■ **To be done**
Search the data below for the word "name" and copy each line that holds it.

■ **Dataset entries**
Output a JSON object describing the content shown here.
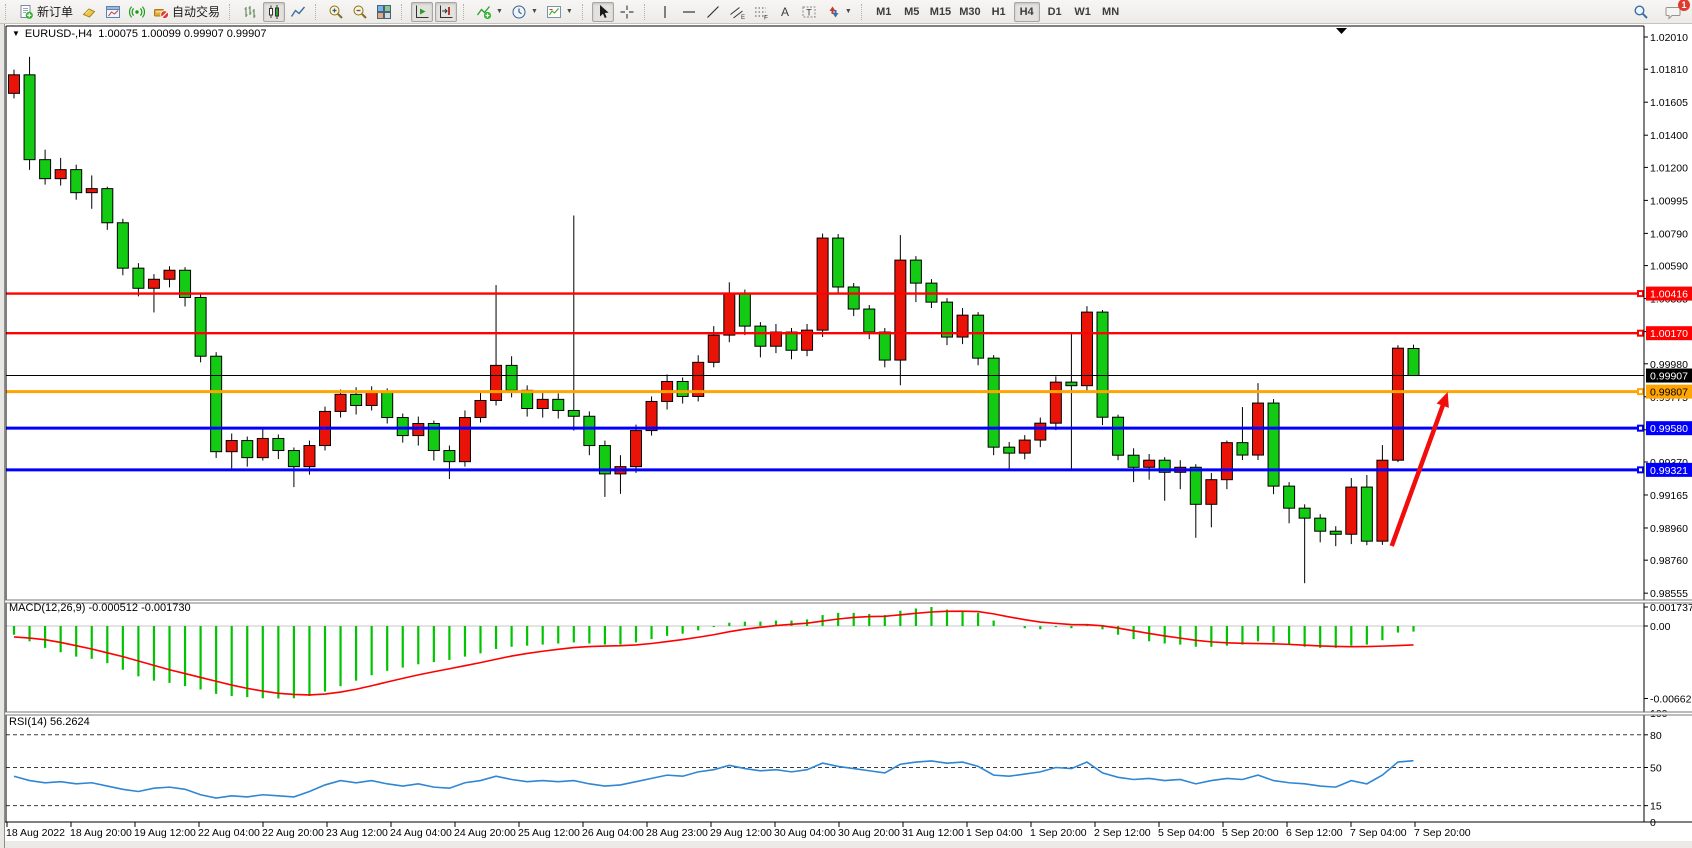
{
  "toolbar": {
    "new_order_label": "新订单",
    "autotrading_label": "自动交易",
    "timeframes": [
      "M1",
      "M5",
      "M15",
      "M30",
      "H1",
      "H4",
      "D1",
      "W1",
      "MN"
    ],
    "active_timeframe": "H4",
    "notifications_count": "1"
  },
  "chart": {
    "title_symbol": "EURUSD-,H4",
    "title_ohlc": "1.00075 1.00099 0.99907 0.99907",
    "macd_label": "MACD(12,26,9) -0.000512 -0.001730",
    "rsi_label": "RSI(14) 56.2624",
    "price_axis_ticks": [
      "1.02010",
      "1.01810",
      "1.01605",
      "1.01400",
      "1.01200",
      "1.00995",
      "1.00790",
      "1.00590",
      "1.00385",
      "1.00180",
      "0.99980",
      "0.99775",
      "0.99570",
      "0.99370",
      "0.99165",
      "0.98960",
      "0.98760",
      "0.98555"
    ],
    "hlines": [
      {
        "price": 1.00416,
        "label": "1.00416",
        "color": "#fe0100",
        "width": 2.4,
        "text_color": "#ffffff"
      },
      {
        "price": 1.0017,
        "label": "1.00170",
        "color": "#fe0100",
        "width": 2.4,
        "text_color": "#ffffff"
      },
      {
        "price": 0.99807,
        "label": "0.99807",
        "color": "#ffa400",
        "width": 3,
        "text_color": "#000000"
      },
      {
        "price": 0.9958,
        "label": "0.99580",
        "color": "#0100fe",
        "width": 3,
        "text_color": "#ffffff"
      },
      {
        "price": 0.99321,
        "label": "0.99321",
        "color": "#0100fe",
        "width": 3,
        "text_color": "#ffffff"
      }
    ],
    "current_price": {
      "price": 0.99907,
      "label": "0.99907",
      "color": "#000000",
      "text_color": "#ffffff"
    },
    "macd_axis": [
      {
        "v": 17.37,
        "label": "0.001737"
      },
      {
        "v": 0,
        "label": "0.00"
      },
      {
        "v": -66.28,
        "label": "-0.006628"
      }
    ],
    "rsi_axis": [
      {
        "v": 100,
        "label": "100",
        "dashed": false
      },
      {
        "v": 80,
        "label": "80",
        "dashed": true
      },
      {
        "v": 50,
        "label": "50",
        "dashed": true
      },
      {
        "v": 15,
        "label": "15",
        "dashed": true
      },
      {
        "v": 0,
        "label": "0",
        "dashed": false
      }
    ],
    "date_labels": [
      "18 Aug 2022",
      "18 Aug 20:00",
      "19 Aug 12:00",
      "22 Aug 04:00",
      "22 Aug 20:00",
      "23 Aug 12:00",
      "24 Aug 04:00",
      "24 Aug 20:00",
      "25 Aug 12:00",
      "26 Aug 04:00",
      "28 Aug 23:00",
      "29 Aug 12:00",
      "30 Aug 04:00",
      "30 Aug 20:00",
      "31 Aug 12:00",
      "1 Sep 04:00",
      "1 Sep 20:00",
      "2 Sep 12:00",
      "5 Sep 04:00",
      "5 Sep 20:00",
      "6 Sep 12:00",
      "7 Sep 04:00",
      "7 Sep 20:00"
    ]
  },
  "chart_data": {
    "type": "candlestick",
    "symbol": "EURUSD-",
    "timeframe": "H4",
    "note": "Chinese color convention: red = bullish (close>open), green = bearish",
    "up_color": "#ea1308",
    "down_color": "#14cb14",
    "price_range": [
      0.98555,
      1.0201
    ],
    "ohlc": [
      [
        1.0166,
        1.01807,
        1.01629,
        1.01775
      ],
      [
        1.01775,
        1.01887,
        1.01185,
        1.01248
      ],
      [
        1.01248,
        1.0131,
        1.01093,
        1.0113
      ],
      [
        1.0113,
        1.01259,
        1.01087,
        1.01186
      ],
      [
        1.01186,
        1.01217,
        1.00999,
        1.01043
      ],
      [
        1.01043,
        1.0115,
        1.00943,
        1.01068
      ],
      [
        1.01068,
        1.0108,
        1.00812,
        1.00856
      ],
      [
        1.00856,
        1.00881,
        1.0053,
        1.00574
      ],
      [
        1.00574,
        1.00605,
        1.00399,
        1.00449
      ],
      [
        1.00449,
        1.00537,
        1.00299,
        1.00505
      ],
      [
        1.00505,
        1.00586,
        1.00455,
        1.00561
      ],
      [
        1.00561,
        1.0058,
        1.00336,
        1.00392
      ],
      [
        1.00392,
        1.00416,
        0.99989,
        1.00027
      ],
      [
        1.00027,
        1.00052,
        0.99395,
        0.99434
      ],
      [
        0.99434,
        0.99547,
        0.9933,
        0.99503
      ],
      [
        0.99503,
        0.99528,
        0.99341,
        0.99397
      ],
      [
        0.99397,
        0.99572,
        0.99379,
        0.99516
      ],
      [
        0.99516,
        0.99541,
        0.99388,
        0.99441
      ],
      [
        0.99441,
        0.9946,
        0.99214,
        0.99341
      ],
      [
        0.99341,
        0.99503,
        0.99291,
        0.99472
      ],
      [
        0.99472,
        0.99714,
        0.99441,
        0.99684
      ],
      [
        0.99684,
        0.9982,
        0.99646,
        0.9979
      ],
      [
        0.9979,
        0.99834,
        0.99665,
        0.99721
      ],
      [
        0.99721,
        0.9984,
        0.9969,
        0.99802
      ],
      [
        0.99802,
        0.99827,
        0.99609,
        0.99646
      ],
      [
        0.99646,
        0.99671,
        0.9949,
        0.99534
      ],
      [
        0.99534,
        0.99652,
        0.99472,
        0.99609
      ],
      [
        0.99609,
        0.99627,
        0.99379,
        0.99441
      ],
      [
        0.99441,
        0.99472,
        0.99264,
        0.99372
      ],
      [
        0.99372,
        0.9969,
        0.99341,
        0.99646
      ],
      [
        0.99646,
        0.99808,
        0.99615,
        0.99752
      ],
      [
        0.99752,
        1.00469,
        0.99721,
        0.9997
      ],
      [
        0.9997,
        1.00027,
        0.99771,
        0.99815
      ],
      [
        0.99815,
        0.99846,
        0.99652,
        0.99702
      ],
      [
        0.99702,
        0.99802,
        0.99646,
        0.99759
      ],
      [
        0.99759,
        0.99796,
        0.9964,
        0.9969
      ],
      [
        0.9969,
        1.00901,
        0.99565,
        0.99654
      ],
      [
        0.99654,
        0.99684,
        0.99412,
        0.99472
      ],
      [
        0.99472,
        0.99503,
        0.99153,
        0.99296
      ],
      [
        0.99296,
        0.99412,
        0.99172,
        0.99341
      ],
      [
        0.99341,
        0.99602,
        0.99302,
        0.99565
      ],
      [
        0.99565,
        0.99777,
        0.99534,
        0.99746
      ],
      [
        0.99746,
        0.99914,
        0.99696,
        0.9987
      ],
      [
        0.9987,
        0.99895,
        0.99733,
        0.99777
      ],
      [
        0.99777,
        1.00033,
        0.99746,
        0.99989
      ],
      [
        0.99989,
        1.00214,
        0.99958,
        1.00158
      ],
      [
        1.00158,
        1.00486,
        1.00114,
        1.00416
      ],
      [
        1.00416,
        1.00441,
        1.00158,
        1.00214
      ],
      [
        1.00214,
        1.00239,
        1.0002,
        1.00089
      ],
      [
        1.00089,
        1.00227,
        1.00046,
        1.00177
      ],
      [
        1.00177,
        1.00202,
        1.00008,
        1.00064
      ],
      [
        1.00064,
        1.00227,
        1.00027,
        1.00189
      ],
      [
        1.00189,
        1.00789,
        1.00146,
        1.00761
      ],
      [
        1.00761,
        1.00786,
        1.00419,
        1.00457
      ],
      [
        1.00457,
        1.00482,
        1.00276,
        1.0032
      ],
      [
        1.0032,
        1.00345,
        1.00133,
        1.00177
      ],
      [
        1.00177,
        1.00202,
        0.99958,
        1.00003
      ],
      [
        1.00003,
        1.00779,
        0.99847,
        1.00624
      ],
      [
        1.00624,
        1.00649,
        1.00363,
        1.00481
      ],
      [
        1.00481,
        1.00506,
        1.00326,
        1.00363
      ],
      [
        1.00363,
        1.00388,
        1.00096,
        1.00146
      ],
      [
        1.00146,
        1.00326,
        1.00102,
        1.00282
      ],
      [
        1.00282,
        1.00301,
        0.99971,
        1.00015
      ],
      [
        1.00015,
        1.00034,
        0.99412,
        0.99462
      ],
      [
        0.99462,
        0.99494,
        0.99319,
        0.99425
      ],
      [
        0.99425,
        0.99537,
        0.99387,
        0.99506
      ],
      [
        0.99506,
        0.99646,
        0.99462,
        0.99611
      ],
      [
        0.99611,
        0.99902,
        0.99568,
        0.99866
      ],
      [
        0.99866,
        1.00177,
        0.99319,
        0.99844
      ],
      [
        0.99844,
        1.00338,
        0.99808,
        1.00301
      ],
      [
        1.00301,
        1.00314,
        0.99599,
        0.99648
      ],
      [
        0.99648,
        0.99664,
        0.99381,
        0.99412
      ],
      [
        0.99412,
        0.99455,
        0.99245,
        0.99337
      ],
      [
        0.99337,
        0.99419,
        0.9926,
        0.99381
      ],
      [
        0.99381,
        0.994,
        0.99129,
        0.99306
      ],
      [
        0.99306,
        0.99381,
        0.99201,
        0.99337
      ],
      [
        0.99337,
        0.99356,
        0.98899,
        0.99107
      ],
      [
        0.99107,
        0.99302,
        0.98964,
        0.9926
      ],
      [
        0.9926,
        0.99503,
        0.99201,
        0.9949
      ],
      [
        0.9949,
        0.99711,
        0.99382,
        0.99413
      ],
      [
        0.99413,
        0.9986,
        0.99382,
        0.99736
      ],
      [
        0.99736,
        0.99761,
        0.9917,
        0.9922
      ],
      [
        0.9922,
        0.99245,
        0.98989,
        0.99083
      ],
      [
        0.99083,
        0.99107,
        0.98617,
        0.99021
      ],
      [
        0.99021,
        0.99046,
        0.98871,
        0.9894
      ],
      [
        0.9894,
        0.98971,
        0.98847,
        0.98921
      ],
      [
        0.98921,
        0.9927,
        0.9886,
        0.99214
      ],
      [
        0.99214,
        0.99289,
        0.98853,
        0.98878
      ],
      [
        0.98878,
        0.99475,
        0.98855,
        0.99381
      ],
      [
        0.99381,
        1.00096,
        0.99369,
        1.00077
      ],
      [
        1.00075,
        1.00099,
        0.99907,
        0.99907
      ]
    ],
    "macd_unit": 0.0001,
    "macd_histogram": [
      -8,
      -14,
      -20,
      -24,
      -28,
      -30,
      -34,
      -40,
      -46,
      -50,
      -52,
      -55,
      -58,
      -62,
      -64,
      -65,
      -66,
      -66.3,
      -66,
      -64,
      -60,
      -55,
      -50,
      -45,
      -41,
      -38,
      -35,
      -33,
      -31,
      -28,
      -25,
      -21,
      -19,
      -18,
      -17,
      -16,
      -15,
      -16,
      -17,
      -17,
      -15,
      -12,
      -9,
      -7,
      -4,
      -1,
      3,
      4,
      4,
      5,
      5,
      6,
      10,
      12,
      12,
      11,
      10,
      14,
      16,
      17.37,
      15,
      14,
      12,
      5,
      0,
      -2,
      -3,
      -1,
      -2,
      1,
      -3,
      -8,
      -12,
      -14,
      -16,
      -17,
      -19,
      -19,
      -18,
      -17,
      -14,
      -15,
      -17,
      -19,
      -20,
      -20,
      -18,
      -17,
      -13,
      -6,
      -5.12
    ],
    "macd_signal": [
      -10,
      -11,
      -12.5,
      -15,
      -18,
      -21,
      -24.5,
      -28,
      -32,
      -36,
      -40,
      -43.5,
      -47,
      -50.5,
      -54,
      -57,
      -59.5,
      -61.5,
      -62.6,
      -63,
      -62.2,
      -60.4,
      -57.8,
      -54.6,
      -51.2,
      -47.9,
      -44.7,
      -41.8,
      -39.1,
      -36.3,
      -33.5,
      -30.4,
      -27.5,
      -25.1,
      -23.1,
      -21.3,
      -19.7,
      -18.8,
      -18.3,
      -18,
      -17.3,
      -16,
      -14.2,
      -12.4,
      -10.3,
      -8,
      -5.2,
      -2.9,
      -1.2,
      0.4,
      1.5,
      2.6,
      4.5,
      6.4,
      7.8,
      8.6,
      8.9,
      10.2,
      11.6,
      12.8,
      13.4,
      13.5,
      13.2,
      11.1,
      8.3,
      5.8,
      3.6,
      2.4,
      1.3,
      1.2,
      0.2,
      -1.9,
      -4.4,
      -6.8,
      -9.1,
      -11.1,
      -13.1,
      -14.5,
      -15.4,
      -15.8,
      -16.1,
      -16.3,
      -16.8,
      -17.5,
      -18.2,
      -18.7,
      -18.9,
      -18.8,
      -18.4,
      -17.9,
      -17.3
    ],
    "rsi": [
      42,
      38,
      36,
      37,
      35,
      36,
      33,
      30,
      28,
      31,
      32,
      30,
      25,
      22,
      24,
      23,
      25,
      24,
      23,
      28,
      34,
      38,
      36,
      38,
      35,
      33,
      35,
      32,
      31,
      36,
      38,
      42,
      39,
      37,
      38,
      37,
      38,
      35,
      33,
      34,
      37,
      40,
      43,
      42,
      46,
      48,
      52,
      49,
      47,
      48,
      46,
      48,
      54,
      51,
      49,
      47,
      45,
      53,
      55,
      56,
      54,
      55,
      51,
      43,
      42,
      44,
      46,
      50,
      49,
      55,
      45,
      41,
      39,
      40,
      38,
      39,
      35,
      38,
      40,
      39,
      43,
      38,
      36,
      35,
      33,
      32,
      38,
      35,
      43,
      55,
      56.26
    ],
    "arrow_annotation": {
      "color": "#f20d0d",
      "from": {
        "bar": 88.6,
        "price": 0.98848
      },
      "to": {
        "bar": 92.2,
        "price": 0.99805
      }
    },
    "line_colors": {
      "resistance": "#fe0100",
      "pivot": "#ffa400",
      "support": "#0100fe",
      "current": "#000000"
    },
    "macd_colors": {
      "histogram": "#00c400",
      "signal": "#fe0000"
    },
    "rsi_color": "#2f86d5"
  }
}
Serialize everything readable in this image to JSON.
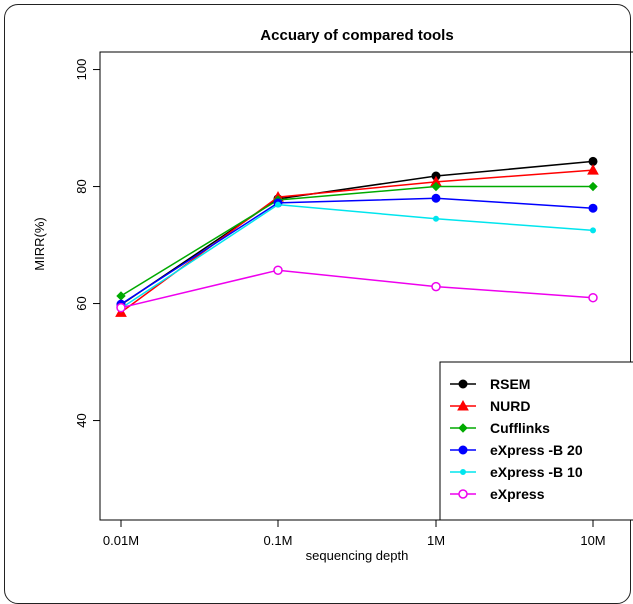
{
  "chart_data": {
    "type": "line",
    "title": "Accuary of compared tools",
    "xlabel": "sequencing depth",
    "ylabel": "MIRR(%)",
    "categories": [
      "0.01M",
      "0.1M",
      "1M",
      "10M"
    ],
    "ylim": [
      23,
      103
    ],
    "yticks": [
      40,
      60,
      80,
      100
    ],
    "grid": false,
    "legend_position": "bottom-right",
    "series": [
      {
        "name": "RSEM",
        "color": "#000000",
        "marker": "filled-circle",
        "values": [
          59.8,
          77.9,
          81.8,
          84.3
        ]
      },
      {
        "name": "NURD",
        "color": "#ff0000",
        "marker": "filled-triangle",
        "values": [
          58.5,
          78.2,
          80.8,
          82.8
        ]
      },
      {
        "name": "Cufflinks",
        "color": "#00aa00",
        "marker": "filled-diamond",
        "values": [
          61.3,
          77.7,
          80.0,
          80.0
        ]
      },
      {
        "name": "eXpress -B 20",
        "color": "#0000ff",
        "marker": "filled-circle",
        "values": [
          59.9,
          77.2,
          78.0,
          76.3
        ]
      },
      {
        "name": "eXpress -B 10",
        "color": "#00e5ee",
        "marker": "small-filled-circle",
        "values": [
          59.2,
          76.9,
          74.5,
          72.5
        ]
      },
      {
        "name": "eXpress",
        "color": "#ee00ee",
        "marker": "open-circle",
        "values": [
          59.3,
          65.7,
          62.9,
          61.0
        ]
      }
    ]
  }
}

■ **Result of the exercise**
        "name": "RSEM",
        "name": "NURD",
        "name": "Cufflinks",
        "name": "eXpress -B 20",
        "name": "eXpress -B 10",
        "name": "eXpress",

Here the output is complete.